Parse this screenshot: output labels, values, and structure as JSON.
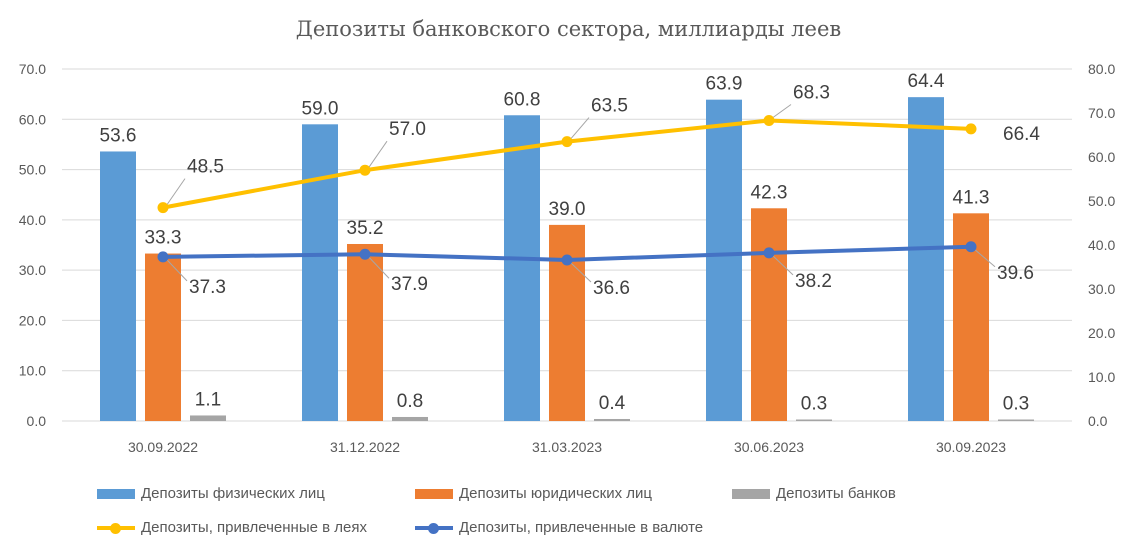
{
  "chart_data": {
    "type": "bar+line",
    "title": "Депозиты банковского сектора, миллиарды леев",
    "categories": [
      "30.09.2022",
      "31.12.2022",
      "31.03.2023",
      "30.06.2023",
      "30.09.2023"
    ],
    "y_left": {
      "range": [
        0,
        70
      ],
      "ticks": [
        "0.0",
        "10.0",
        "20.0",
        "30.0",
        "40.0",
        "50.0",
        "60.0",
        "70.0"
      ]
    },
    "y_right": {
      "range": [
        0,
        80
      ],
      "ticks": [
        "0.0",
        "10.0",
        "20.0",
        "30.0",
        "40.0",
        "50.0",
        "60.0",
        "70.0",
        "80.0"
      ]
    },
    "bar_series": [
      {
        "name": "Депозиты физических лиц",
        "color": "#5B9BD5",
        "axis": "left",
        "values": [
          53.6,
          59.0,
          60.8,
          63.9,
          64.4
        ],
        "labels": [
          "53.6",
          "59.0",
          "60.8",
          "63.9",
          "64.4"
        ]
      },
      {
        "name": "Депозиты юридических лиц",
        "color": "#ED7D31",
        "axis": "left",
        "values": [
          33.3,
          35.2,
          39.0,
          42.3,
          41.3
        ],
        "labels": [
          "33.3",
          "35.2",
          "39.0",
          "42.3",
          "41.3"
        ]
      },
      {
        "name": "Депозиты банков",
        "color": "#A5A5A5",
        "axis": "left",
        "values": [
          1.1,
          0.8,
          0.4,
          0.3,
          0.3
        ],
        "labels": [
          "1.1",
          "0.8",
          "0.4",
          "0.3",
          "0.3"
        ]
      }
    ],
    "line_series": [
      {
        "name": "Депозиты, привлеченные в леях",
        "color": "#FFC000",
        "axis": "right",
        "values": [
          48.5,
          57.0,
          63.5,
          68.3,
          66.4
        ],
        "labels": [
          "48.5",
          "57.0",
          "63.5",
          "68.3",
          "66.4"
        ]
      },
      {
        "name": "Депозиты, привлеченные в валюте",
        "color": "#4472C4",
        "axis": "right",
        "values": [
          37.3,
          37.9,
          36.6,
          38.2,
          39.6
        ],
        "labels": [
          "37.3",
          "37.9",
          "36.6",
          "38.2",
          "39.6"
        ]
      }
    ],
    "legend_position": "bottom",
    "grid": "horizontal"
  }
}
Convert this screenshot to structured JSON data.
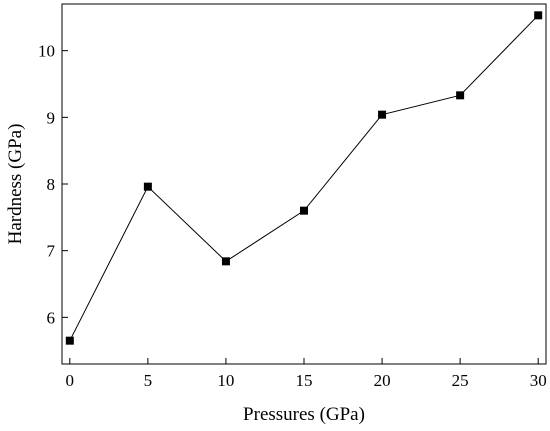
{
  "chart_data": {
    "type": "line",
    "title": "",
    "xlabel": "Pressures (GPa)",
    "ylabel": "Hardness (GPa)",
    "x": [
      0,
      5,
      10,
      15,
      20,
      25,
      30
    ],
    "series": [
      {
        "values": [
          5.65,
          7.96,
          6.84,
          7.6,
          9.04,
          9.33,
          10.53
        ],
        "marker": "square",
        "color": "#000000"
      }
    ],
    "xlim": [
      -0.5,
      30.5
    ],
    "ylim": [
      5.3,
      10.7
    ],
    "xticks": [
      0,
      5,
      10,
      15,
      20,
      25,
      30
    ],
    "xtick_labels": [
      "0",
      "5",
      "10",
      "15",
      "20",
      "25",
      "30"
    ],
    "yticks": [
      6,
      7,
      8,
      9,
      10
    ],
    "ytick_labels": [
      "6",
      "7",
      "8",
      "9",
      "10"
    ],
    "grid": false,
    "legend": "none"
  }
}
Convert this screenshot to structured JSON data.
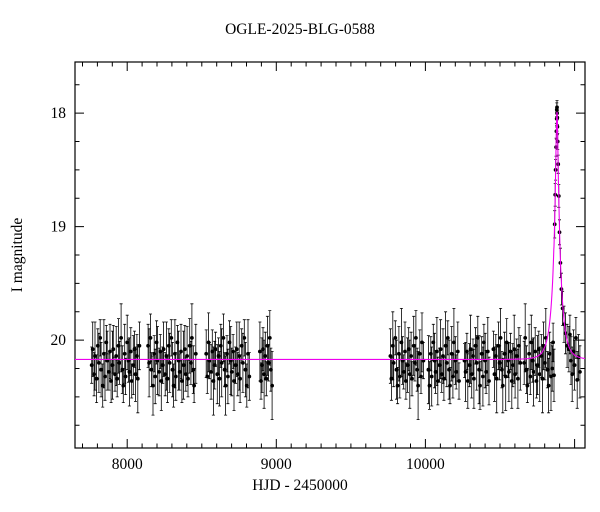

━━━━━━━━━━

Copy the records above exactly, leaving out every picture.

### [Output below]
Parse this screenshot: output labels, values, and structure as JSON.
{
  "chart_data": {
    "type": "bar+line",
    "title": "Депозиты банковского сектора, миллиарды леев",
    "categories": [
      "30.09.2022",
      "31.12.2022",
      "31.03.2023",
      "30.06.2023",
      "30.09.2023"
    ],
    "y_left": {
      "range": [
        0,
        70
      ],
      "ticks": [
        "0.0",
        "10.0",
        "20.0",
        "30.0",
        "40.0",
        "50.0",
        "60.0",
        "70.0"
      ]
    },
    "y_right": {
      "range": [
        0,
        80
      ],
      "ticks": [
        "0.0",
        "10.0",
        "20.0",
        "30.0",
        "40.0",
        "50.0",
        "60.0",
        "70.0",
        "80.0"
      ]
    },
    "bar_series": [
      {
        "name": "Депозиты физических лиц",
        "color": "#5B9BD5",
        "axis": "left",
        "values": [
          53.6,
          59.0,
          60.8,
          63.9,
          64.4
        ],
        "labels": [
          "53.6",
          "59.0",
          "60.8",
          "63.9",
          "64.4"
        ]
      },
      {
        "name": "Депозиты юридических лиц",
        "color": "#ED7D31",
        "axis": "left",
        "values": [
          33.3,
          35.2,
          39.0,
          42.3,
          41.3
        ],
        "labels": [
          "33.3",
          "35.2",
          "39.0",
          "42.3",
          "41.3"
        ]
      },
      {
        "name": "Депозиты банков",
        "color": "#A5A5A5",
        "axis": "left",
        "values": [
          1.1,
          0.8,
          0.4,
          0.3,
          0.3
        ],
        "labels": [
          "1.1",
          "0.8",
          "0.4",
          "0.3",
          "0.3"
        ]
      }
    ],
    "line_series": [
      {
        "name": "Депозиты, привлеченные в леях",
        "color": "#FFC000",
        "axis": "right",
        "values": [
          48.5,
          57.0,
          63.5,
          68.3,
          66.4
        ],
        "labels": [
          "48.5",
          "57.0",
          "63.5",
          "68.3",
          "66.4"
        ]
      },
      {
        "name": "Депозиты, привлеченные в валюте",
        "color": "#4472C4",
        "axis": "right",
        "values": [
          37.3,
          37.9,
          36.6,
          38.2,
          39.6
        ],
        "labels": [
          "37.3",
          "37.9",
          "36.6",
          "38.2",
          "39.6"
        ]
      }
    ],
    "legend_position": "bottom",
    "grid": "horizontal"
  }
}
Convert this screenshot to structured JSON data.
{
  "chart_data": {
    "type": "line",
    "title": "",
    "xlabel": "Pressures (GPa)",
    "ylabel": "Hardness (GPa)",
    "x": [
      0,
      5,
      10,
      15,
      20,
      25,
      30
    ],
    "series": [
      {
        "values": [
          5.65,
          7.96,
          6.84,
          7.6,
          9.04,
          9.33,
          10.53
        ],
        "marker": "square",
        "color": "#000000"
      }
    ],
    "xlim": [
      -0.5,
      30.5
    ],
    "ylim": [
      5.3,
      10.7
    ],
    "xticks": [
      0,
      5,
      10,
      15,
      20,
      25,
      30
    ],
    "xtick_labels": [
      "0",
      "5",
      "10",
      "15",
      "20",
      "25",
      "30"
    ],
    "yticks": [
      6,
      7,
      8,
      9,
      10
    ],
    "ytick_labels": [
      "6",
      "7",
      "8",
      "9",
      "10"
    ],
    "grid": false,
    "legend": "none"
  }
}
Convert this screenshot to structured JSON data.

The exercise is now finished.